Prompt: Transcribe all of the data exactly. Omit the pictures.

# # # # #

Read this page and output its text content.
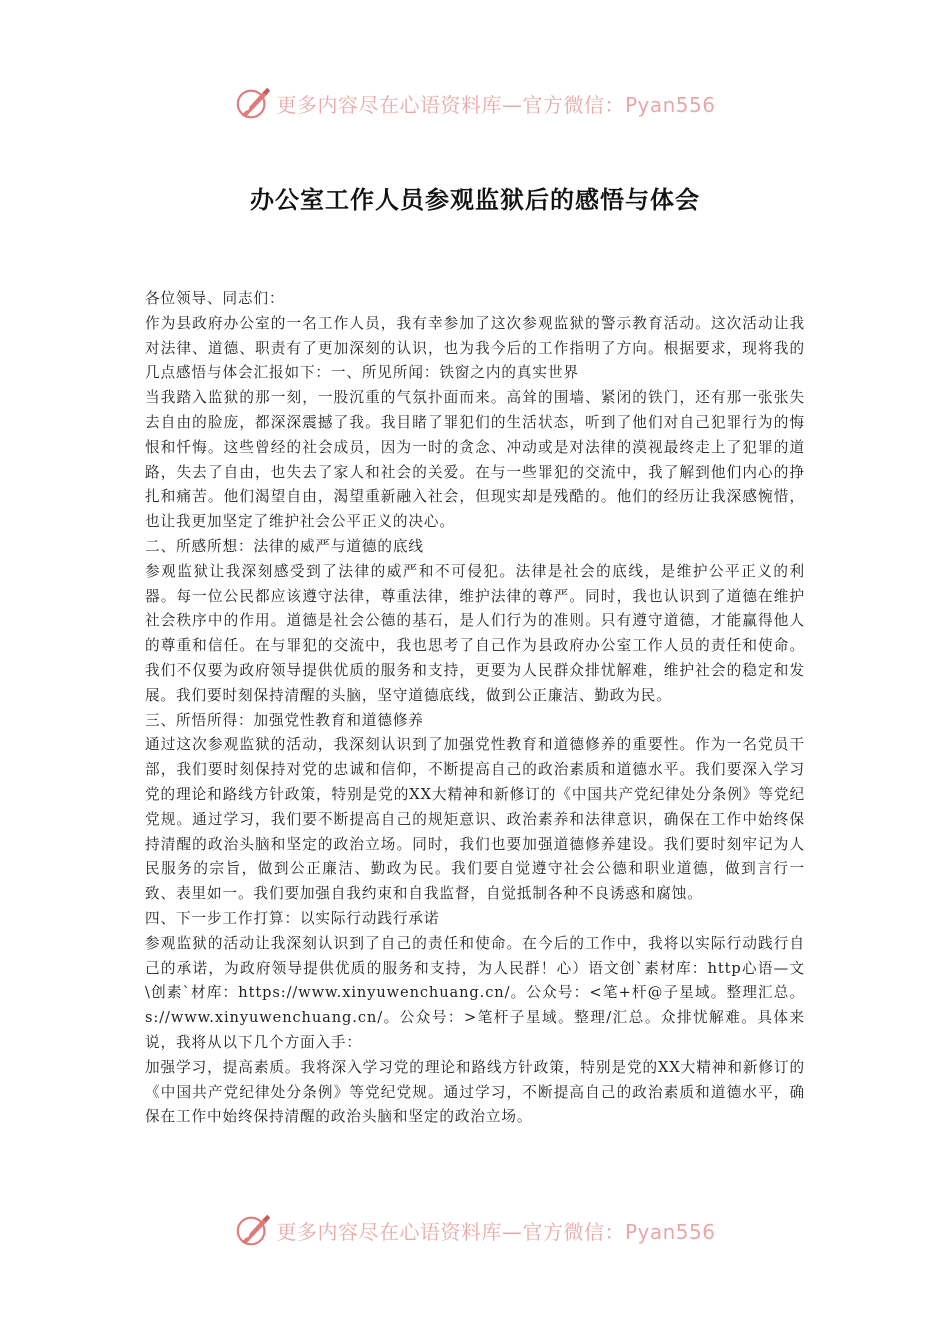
更多内容尽在心语资料库—官方微信：Pyan556
办公室工作人员参观监狱后的感悟与体会

各位领导、同志们：

作为县政府办公室的一名工作人员，我有幸参加了这次参观监狱的警示教育活动。这次活动让我对法律、道德、职责有了更加深刻的认识，也为我今后的工作指明了方向。根据要求，现将我的几点感悟与体会汇报如下：一、所见所闻：铁窗之内的真实世界

当我踏入监狱的那一刻，一股沉重的气氛扑面而来。高耸的围墙、紧闭的铁门，还有那一张张失去自由的脸庞，都深深震撼了我。我目睹了罪犯们的生活状态，听到了他们对自己犯罪行为的悔恨和忏悔。这些曾经的社会成员，因为一时的贪念、冲动或是对法律的漠视最终走上了犯罪的道路，失去了自由，也失去了家人和社会的关爱。在与一些罪犯的交流中，我了解到他们内心的挣扎和痛苦。他们渴望自由，渴望重新融入社会，但现实却是残酷的。他们的经历让我深感惋惜，也让我更加坚定了维护社会公平正义的决心。

二、所感所想：法律的威严与道德的底线

参观监狱让我深刻感受到了法律的威严和不可侵犯。法律是社会的底线，是维护公平正义的利器。每一位公民都应该遵守法律，尊重法律，维护法律的尊严。同时，我也认识到了道德在维护社会秩序中的作用。道德是社会公德的基石，是人们行为的准则。只有遵守道德，才能赢得他人的尊重和信任。在与罪犯的交流中，我也思考了自己作为县政府办公室工作人员的责任和使命。我们不仅要为政府领导提供优质的服务和支持，更要为人民群众排忧解难，维护社会的稳定和发展。我们要时刻保持清醒的头脑，坚守道德底线，做到公正廉洁、勤政为民。

三、所悟所得：加强党性教育和道德修养

通过这次参观监狱的活动，我深刻认识到了加强党性教育和道德修养的重要性。作为一名党员干部，我们要时刻保持对党的忠诚和信仰，不断提高自己的政治素质和道德水平。我们要深入学习党的理论和路线方针政策，特别是党的XX大精神和新修订的《中国共产党纪律处分条例》等党纪党规。通过学习，我们要不断提高自己的规矩意识、政治素养和法律意识，确保在工作中始终保持清醒的政治头脑和坚定的政治立场。同时，我们也要加强道德修养建设。我们要时刻牢记为人民服务的宗旨，做到公正廉洁、勤政为民。我们要自觉遵守社会公德和职业道德，做到言行一致、表里如一。我们要加强自我约束和自我监督，自觉抵制各种不良诱惑和腐蚀。

四、下一步工作打算：以实际行动践行承诺

参观监狱的活动让我深刻认识到了自己的责任和使命。在今后的工作中，我将以实际行动践行自己的承诺，为政府领导提供优质的服务和支持，为人民群！心）语文创`素材库：http心语—文\创素`材库：https://www.xinyuwenchuang.cn/。公众号：<笔+杆@子星域。整理汇总。s://www.xinyuwenchuang.cn/。公众号：>笔杆子星域。整理/汇总。众排忧解难。具体来说，我将从以下几个方面入手：

加强学习，提高素质。我将深入学习党的理论和路线方针政策，特别是党的XX大精神和新修订的《中国共产党纪律处分条例》等党纪党规。通过学习，不断提高自己的政治素质和道德水平，确保在工作中始终保持清醒的政治头脑和坚定的政治立场。

更多内容尽在心语资料库—官方微信：Pyan556
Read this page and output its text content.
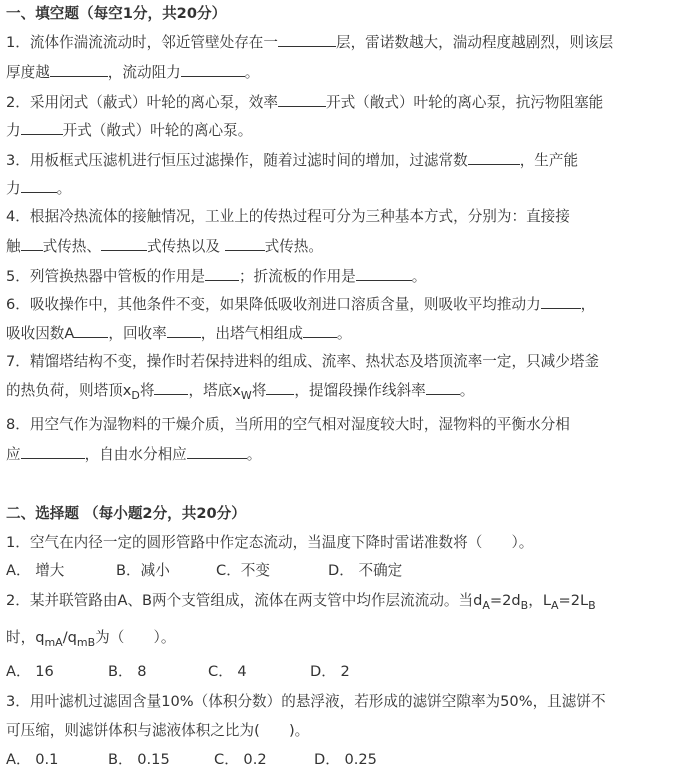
一、填空题（每空1分，共20分）
1．流体作湍流流动时，邻近管壁处存在一	层，雷诺数越大，湍动程度越剧烈，则该层
厚度越	，流动阻力	。
2．采用闭式（蔽式）叶轮的离心泵，效率	开式（敞式）叶轮的离心泵，抗污物阻塞能
力	开式（敞式）叶轮的离心泵。
3．用板框式压滤机进行恒压过滤操作，随着过滤时间的增加，过滤常数	，生产能
力 。
4．根据冷热流体的接触情况，工业上的传热过程可分为三种基本方式，分别为：直接接
触 式传热、	式传热以及	式传热。
5．列管换热器中管板的作用是 ；折流板的作用是	。
6．吸收操作中，其他条件不变，如果降低吸收剂进口溶质含量，则吸收平均推动力	，
吸收因数A ，回收率 ，出塔气相组成 。
7．精馏塔结构不变，操作时若保持进料的组成、流率、热状态及塔顶流率一定，只减少塔釜
的热负荷，则塔顶$x_D$将 ，塔底$x_W$将 ，提馏段操作线斜率 。
8．用空气作为湿物料的干燥介质，当所用的空气相对湿度较大时，湿物料的平衡水分相
应	，自由水分相应	。
二、选择题 （每小题2分，共20分）
1．空气在内径一定的圆形管路中作定态流动，当温度下降时雷诺准数将（　　）。
A． 增大	B．减小	C．不变	D． 不确定
2．某并联管路由A、B两个支管组成，流体在两支管中均作层流流动。当$d_A=2d_B$，$L_A=2L_B$
时，$q_{mA}/q_{mB}$为（　　）。
A． 16	B． 8	C． 4	D． 2
3．用叶滤机过滤固含量10%（体积分数）的悬浮液，若形成的滤饼空隙率为50%，且滤饼不
可压缩，则滤饼体积与滤液体积之比为(　　)。
A． 0.1	B． 0.15	C． 0.2	D． 0.25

# # # # #

Answer to this task:
Read this page and output its text content.
更多内容尽在心语资料库—官方微信：Pyan556
办公室工作人员参观监狱后的感悟与体会

各位领导、同志们：

作为县政府办公室的一名工作人员，我有幸参加了这次参观监狱的警示教育活动。这次活动让我对法律、道德、职责有了更加深刻的认识，也为我今后的工作指明了方向。根据要求，现将我的几点感悟与体会汇报如下：一、所见所闻：铁窗之内的真实世界

当我踏入监狱的那一刻，一股沉重的气氛扑面而来。高耸的围墙、紧闭的铁门，还有那一张张失去自由的脸庞，都深深震撼了我。我目睹了罪犯们的生活状态，听到了他们对自己犯罪行为的悔恨和忏悔。这些曾经的社会成员，因为一时的贪念、冲动或是对法律的漠视最终走上了犯罪的道路，失去了自由，也失去了家人和社会的关爱。在与一些罪犯的交流中，我了解到他们内心的挣扎和痛苦。他们渴望自由，渴望重新融入社会，但现实却是残酷的。他们的经历让我深感惋惜，也让我更加坚定了维护社会公平正义的决心。

二、所感所想：法律的威严与道德的底线

参观监狱让我深刻感受到了法律的威严和不可侵犯。法律是社会的底线，是维护公平正义的利器。每一位公民都应该遵守法律，尊重法律，维护法律的尊严。同时，我也认识到了道德在维护社会秩序中的作用。道德是社会公德的基石，是人们行为的准则。只有遵守道德，才能赢得他人的尊重和信任。在与罪犯的交流中，我也思考了自己作为县政府办公室工作人员的责任和使命。我们不仅要为政府领导提供优质的服务和支持，更要为人民群众排忧解难，维护社会的稳定和发展。我们要时刻保持清醒的头脑，坚守道德底线，做到公正廉洁、勤政为民。

三、所悟所得：加强党性教育和道德修养

通过这次参观监狱的活动，我深刻认识到了加强党性教育和道德修养的重要性。作为一名党员干部，我们要时刻保持对党的忠诚和信仰，不断提高自己的政治素质和道德水平。我们要深入学习党的理论和路线方针政策，特别是党的XX大精神和新修订的《中国共产党纪律处分条例》等党纪党规。通过学习，我们要不断提高自己的规矩意识、政治素养和法律意识，确保在工作中始终保持清醒的政治头脑和坚定的政治立场。同时，我们也要加强道德修养建设。我们要时刻牢记为人民服务的宗旨，做到公正廉洁、勤政为民。我们要自觉遵守社会公德和职业道德，做到言行一致、表里如一。我们要加强自我约束和自我监督，自觉抵制各种不良诱惑和腐蚀。

四、下一步工作打算：以实际行动践行承诺

参观监狱的活动让我深刻认识到了自己的责任和使命。在今后的工作中，我将以实际行动践行自己的承诺，为政府领导提供优质的服务和支持，为人民群！心）语文创`素材库：http心语—文\创素`材库：https://www.xinyuwenchuang.cn/。公众号：<笔+杆@子星域。整理汇总。s://www.xinyuwenchuang.cn/。公众号：>笔杆子星域。整理/汇总。众排忧解难。具体来说，我将从以下几个方面入手：

加强学习，提高素质。我将深入学习党的理论和路线方针政策，特别是党的XX大精神和新修订的《中国共产党纪律处分条例》等党纪党规。通过学习，不断提高自己的政治素质和道德水平，确保在工作中始终保持清醒的政治头脑和坚定的政治立场。

更多内容尽在心语资料库—官方微信：Pyan556
Read this page and output its text content.
一、填空题（每空1分，共20分）
1．流体作湍流流动时，邻近管壁处存在一	层，雷诺数越大，湍动程度越剧烈，则该层
厚度越	，流动阻力	。
2．采用闭式（蔽式）叶轮的离心泵，效率	开式（敞式）叶轮的离心泵，抗污物阻塞能
力	开式（敞式）叶轮的离心泵。
3．用板框式压滤机进行恒压过滤操作，随着过滤时间的增加，过滤常数	，生产能
力 。
4．根据冷热流体的接触情况，工业上的传热过程可分为三种基本方式，分别为：直接接
触 式传热、	式传热以及	式传热。
5．列管换热器中管板的作用是 ；折流板的作用是	。
6．吸收操作中，其他条件不变，如果降低吸收剂进口溶质含量，则吸收平均推动力	，
吸收因数A ，回收率 ，出塔气相组成 。
7．精馏塔结构不变，操作时若保持进料的组成、流率、热状态及塔顶流率一定，只减少塔釜
的热负荷，则塔顶$x_D$将 ，塔底$x_W$将 ，提馏段操作线斜率 。
8．用空气作为湿物料的干燥介质，当所用的空气相对湿度较大时，湿物料的平衡水分相
应	，自由水分相应	。
二、选择题 （每小题2分，共20分）
1．空气在内径一定的圆形管路中作定态流动，当温度下降时雷诺准数将（　　）。
A． 增大	B．减小	C．不变	D． 不确定
2．某并联管路由A、B两个支管组成，流体在两支管中均作层流流动。当$d_A=2d_B$，$L_A=2L_B$
时，$q_{mA}/q_{mB}$为（　　）。
A． 16	B． 8	C． 4	D． 2
3．用叶滤机过滤固含量10%（体积分数）的悬浮液，若形成的滤饼空隙率为50%，且滤饼不
可压缩，则滤饼体积与滤液体积之比为(　　)。
A． 0.1	B． 0.15	C． 0.2	D． 0.25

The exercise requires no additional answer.